INFORMATION PROVIDED:
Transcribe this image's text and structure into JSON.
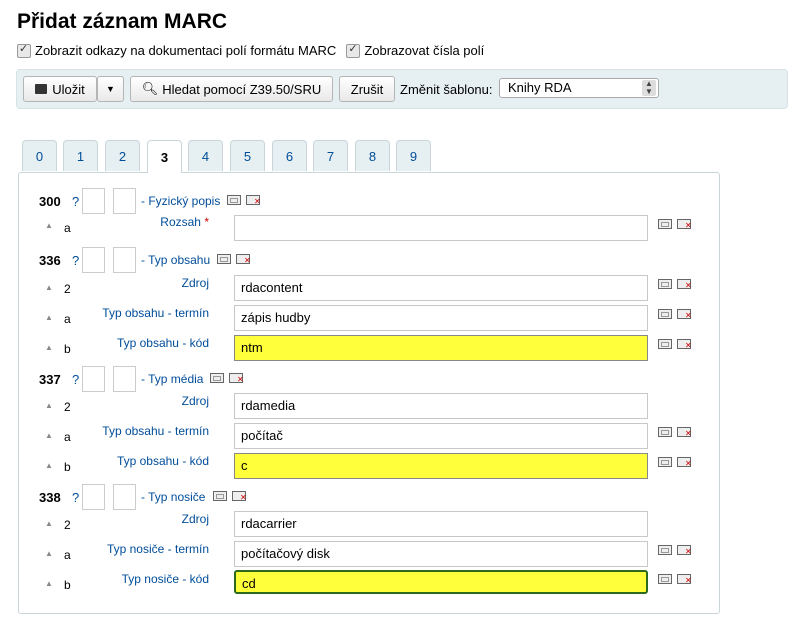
{
  "title": "Přidat záznam MARC",
  "options": {
    "show_docs": "Zobrazit odkazy na dokumentaci polí formátu MARC",
    "show_numbers": "Zobrazovat čísla polí"
  },
  "toolbar": {
    "save": "Uložit",
    "z3950": "Hledat pomocí Z39.50/SRU",
    "cancel": "Zrušit",
    "template_label": "Změnit šablonu:",
    "template_value": "Knihy RDA"
  },
  "tabs": [
    "0",
    "1",
    "2",
    "3",
    "4",
    "5",
    "6",
    "7",
    "8",
    "9"
  ],
  "active_tab": "3",
  "fields": {
    "f300": {
      "tag": "300",
      "q": "?",
      "name": "- Fyzický popis",
      "sub_a": {
        "code": "a",
        "label": "Rozsah",
        "required": "*",
        "value": ""
      }
    },
    "f336": {
      "tag": "336",
      "q": "?",
      "name": "- Typ obsahu",
      "sub_2": {
        "code": "2",
        "label": "Zdroj",
        "value": "rdacontent"
      },
      "sub_a": {
        "code": "a",
        "label": "Typ obsahu - termín",
        "value": "zápis hudby"
      },
      "sub_b": {
        "code": "b",
        "label": "Typ obsahu - kód",
        "value": "ntm"
      }
    },
    "f337": {
      "tag": "337",
      "q": "?",
      "name": "- Typ média",
      "sub_2": {
        "code": "2",
        "label": "Zdroj",
        "value": "rdamedia"
      },
      "sub_a": {
        "code": "a",
        "label": "Typ obsahu - termín",
        "value": "počítač"
      },
      "sub_b": {
        "code": "b",
        "label": "Typ obsahu - kód",
        "value": "c"
      }
    },
    "f338": {
      "tag": "338",
      "q": "?",
      "name": "- Typ nosiče",
      "sub_2": {
        "code": "2",
        "label": "Zdroj",
        "value": "rdacarrier"
      },
      "sub_a": {
        "code": "a",
        "label": "Typ nosiče - termín",
        "value": "počítačový disk"
      },
      "sub_b": {
        "code": "b",
        "label": "Typ nosiče - kód",
        "value": "cd"
      }
    }
  },
  "colors": {
    "link": "#004d99",
    "highlight": "#ffff3c",
    "toolbar_bg": "#e6f0f2"
  }
}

WORK TO COMPLETE: Return every line of the records exactly as given, pictures excluded.

FINAL RESULT:
Transcribe this image's text and structure into JSON.
{
  "title": "Přidat záznam MARC",
  "options": {
    "show_docs": "Zobrazit odkazy na dokumentaci polí formátu MARC",
    "show_numbers": "Zobrazovat čísla polí"
  },
  "toolbar": {
    "save": "Uložit",
    "z3950": "Hledat pomocí Z39.50/SRU",
    "cancel": "Zrušit",
    "template_label": "Změnit šablonu:",
    "template_value": "Knihy RDA"
  },
  "tabs": [
    "0",
    "1",
    "2",
    "3",
    "4",
    "5",
    "6",
    "7",
    "8",
    "9"
  ],
  "active_tab": "3",
  "fields": {
    "f300": {
      "tag": "300",
      "q": "?",
      "name": "- Fyzický popis",
      "sub_a": {
        "code": "a",
        "label": "Rozsah",
        "required": "*",
        "value": ""
      }
    },
    "f336": {
      "tag": "336",
      "q": "?",
      "name": "- Typ obsahu",
      "sub_2": {
        "code": "2",
        "label": "Zdroj",
        "value": "rdacontent"
      },
      "sub_a": {
        "code": "a",
        "label": "Typ obsahu - termín",
        "value": "zápis hudby"
      },
      "sub_b": {
        "code": "b",
        "label": "Typ obsahu - kód",
        "value": "ntm"
      }
    },
    "f337": {
      "tag": "337",
      "q": "?",
      "name": "- Typ média",
      "sub_2": {
        "code": "2",
        "label": "Zdroj",
        "value": "rdamedia"
      },
      "sub_a": {
        "code": "a",
        "label": "Typ obsahu - termín",
        "value": "počítač"
      },
      "sub_b": {
        "code": "b",
        "label": "Typ obsahu - kód",
        "value": "c"
      }
    },
    "f338": {
      "tag": "338",
      "q": "?",
      "name": "- Typ nosiče",
      "sub_2": {
        "code": "2",
        "label": "Zdroj",
        "value": "rdacarrier"
      },
      "sub_a": {
        "code": "a",
        "label": "Typ nosiče - termín",
        "value": "počítačový disk"
      },
      "sub_b": {
        "code": "b",
        "label": "Typ nosiče - kód",
        "value": "cd"
      }
    }
  },
  "colors": {
    "link": "#004d99",
    "highlight": "#ffff3c",
    "toolbar_bg": "#e6f0f2"
  }
}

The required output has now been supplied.